====== Material for the task
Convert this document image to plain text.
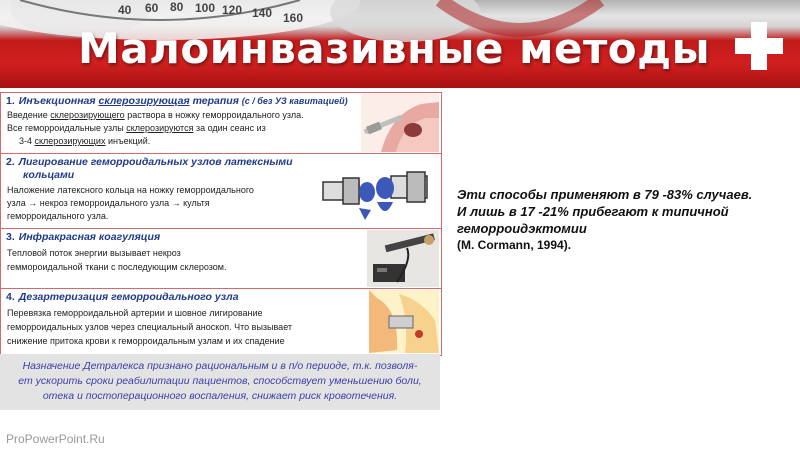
40 60 80 100 120 140 160
Малоинвазивные методы
1. Инъекционная склерозирующая терапия (с / без УЗ кавитацией)
Введение склерозирующего раствора в ножку геморроидального узла.
Все геморроидальные узлы склерозируются за один сеанс из
3-4 склерозирующих инъекций.
2. Лигирование геморроидальных узлов латексными
кольцами
Наложение латексного кольца на ножку геморроидального
узла → некроз геморроидального узла → культя
геморроидального узла.
3. Инфракрасная коагуляция
Тепловой поток энергии вызывает некроз
геммороидальной ткани с последующим склерозом.
4. Дезартеризация геморроидального узла
Перевязка геморроидальной артерии и шовное лигирование
геморроидальных узлов через специальный аноскоп. Что вызывает
снижение притока крови к геморроидальным узлам и их спадение
Назначение Детралекса признано рациональным и в п/о периоде, т.к. позволя-
ет ускорить сроки реабилитации пациентов, способствует уменьшению боли,
отека и постоперационного воспаления, снижает риск кровотечения.
Эти способы применяют в 79 -83% случаев.
И лишь в 17 -21% прибегают к типичной
геморроидэктомии
(M. Cormann, 1994).
ProPowerPoint.Ru
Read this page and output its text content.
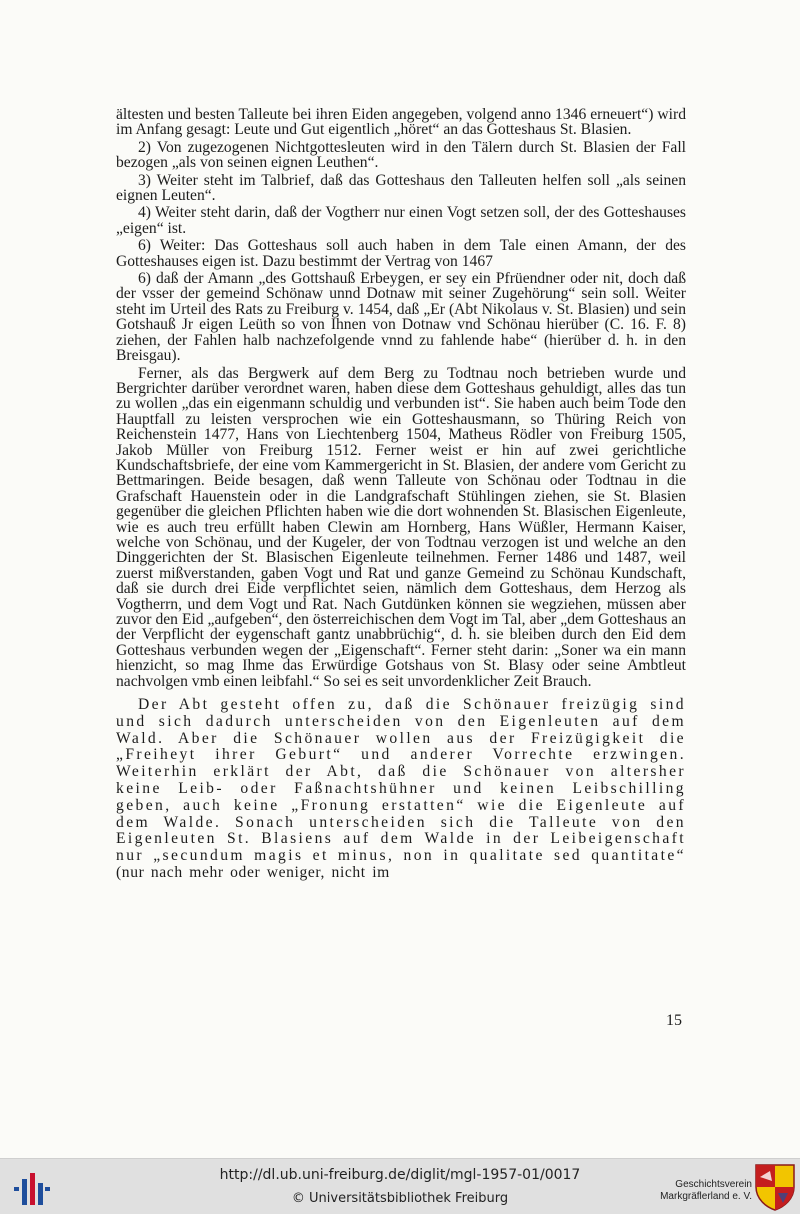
ältesten und besten Talleute bei ihren Eiden angegeben, volgend anno 1346 erneuert“) wird im Anfang gesagt: Leute und Gut eigentlich „höret“ an das Gotteshaus St. Blasien.

2) Von zugezogenen Nichtgottesleuten wird in den Tälern durch St. Blasien der Fall bezogen „als von seinen eignen Leuthen“.

3) Weiter steht im Talbrief, daß das Gotteshaus den Talleuten helfen soll „als seinen eignen Leuten“.

4) Weiter steht darin, daß der Vogtherr nur einen Vogt setzen soll, der des Gotteshauses „eigen“ ist.

6) Weiter: Das Gotteshaus soll auch haben in dem Tale einen Amann, der des Gotteshauses eigen ist. Dazu bestimmt der Vertrag von 1467

6) daß der Amann „des Gottshauß Erbeygen, er sey ein Pfrüendner oder nit, doch daß der vsser der gemeind Schönaw unnd Dotnaw mit seiner Zugehörung“ sein soll. Weiter steht im Urteil des Rats zu Freiburg v. 1454, daß „Er (Abt Nikolaus v. St. Blasien) und sein Gotshauß Jr eigen Leüth so von Ihnen von Dotnaw vnd Schönau hierüber (C. 16. F. 8) ziehen, der Fahlen halb nachzefolgende vnnd zu fahlende habe“ (hierüber d. h. in den Breisgau).

Ferner, als das Bergwerk auf dem Berg zu Todtnau noch betrieben wurde und Bergrichter darüber verordnet waren, haben diese dem Gotteshaus gehuldigt, alles das tun zu wollen „das ein eigenmann schuldig und verbunden ist“. Sie haben auch beim Tode den Hauptfall zu leisten versprochen wie ein Gotteshausmann, so Thüring Reich von Reichenstein 1477, Hans von Liechtenberg 1504, Matheus Rödler von Freiburg 1505, Jakob Müller von Freiburg 1512. Ferner weist er hin auf zwei gerichtliche Kundschaftsbriefe, der eine vom Kammergericht in St. Blasien, der andere vom Gericht zu Bettmaringen. Beide besagen, daß wenn Talleute von Schönau oder Todtnau in die Grafschaft Hauenstein oder in die Landgrafschaft Stühlingen ziehen, sie St. Blasien gegenüber die gleichen Pflichten haben wie die dort wohnenden St. Blasischen Eigenleute, wie es auch treu erfüllt haben Clewin am Hornberg, Hans Wüßler, Hermann Kaiser, welche von Schönau, und der Kugeler, der von Todtnau verzogen ist und welche an den Dinggerichten der St. Blasischen Eigenleute teilnehmen. Ferner 1486 und 1487, weil zuerst mißverstanden, gaben Vogt und Rat und ganze Gemeind zu Schönau Kundschaft, daß sie durch drei Eide verpflichtet seien, nämlich dem Gotteshaus, dem Herzog als Vogtherrn, und dem Vogt und Rat. Nach Gutdünken können sie wegziehen, müssen aber zuvor den Eid „aufgeben“, den österreichischen dem Vogt im Tal, aber „dem Gotteshaus an der Verpflicht der eygenschaft gantz unabbrüchig“, d. h. sie bleiben durch den Eid dem Gotteshaus verbunden wegen der „Eigenschaft“. Ferner steht darin: „Soner wa ein mann hienzicht, so mag Ihme das Erwürdige Gotshaus von St. Blasy oder seine Ambtleut nachvolgen vmb einen leibfahl.“ So sei es seit unvordenklicher Zeit Brauch.

Der Abt gesteht offen zu, daß die Schönauer freizügig sind und sich dadurch unterscheiden von den Eigenleuten auf dem Wald. Aber die Schönauer wollen aus der Freizügigkeit die „Freiheyt ihrer Geburt“ und anderer Vorrechte erzwingen. Weiterhin erklärt der Abt, daß die Schönauer von altersher keine Leib- oder Faßnachtshühner und keinen Leibschilling geben, auch keine „Fronung erstatten“ wie die Eigenleute auf dem Walde. Sonach unterscheiden sich die Talleute von den Eigenleuten St. Blasiens auf dem Walde in der Leibeigenschaft nur „secundum magis et minus, non in qualitate sed quantitate“ (nur nach mehr oder weniger, nicht im

15
http://dl.ub.uni-freiburg.de/diglit/mgl-1957-01/0017
© Universitätsbibliothek Freiburg
Geschichtsverein
Markgräflerland e. V.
============
Task details:
Write out every line of the listing that holds the word "ножку".

Task output:
Введение склерозирующего раствора в ножку геморроидального узла.
Наложение латексного кольца на ножку геморроидального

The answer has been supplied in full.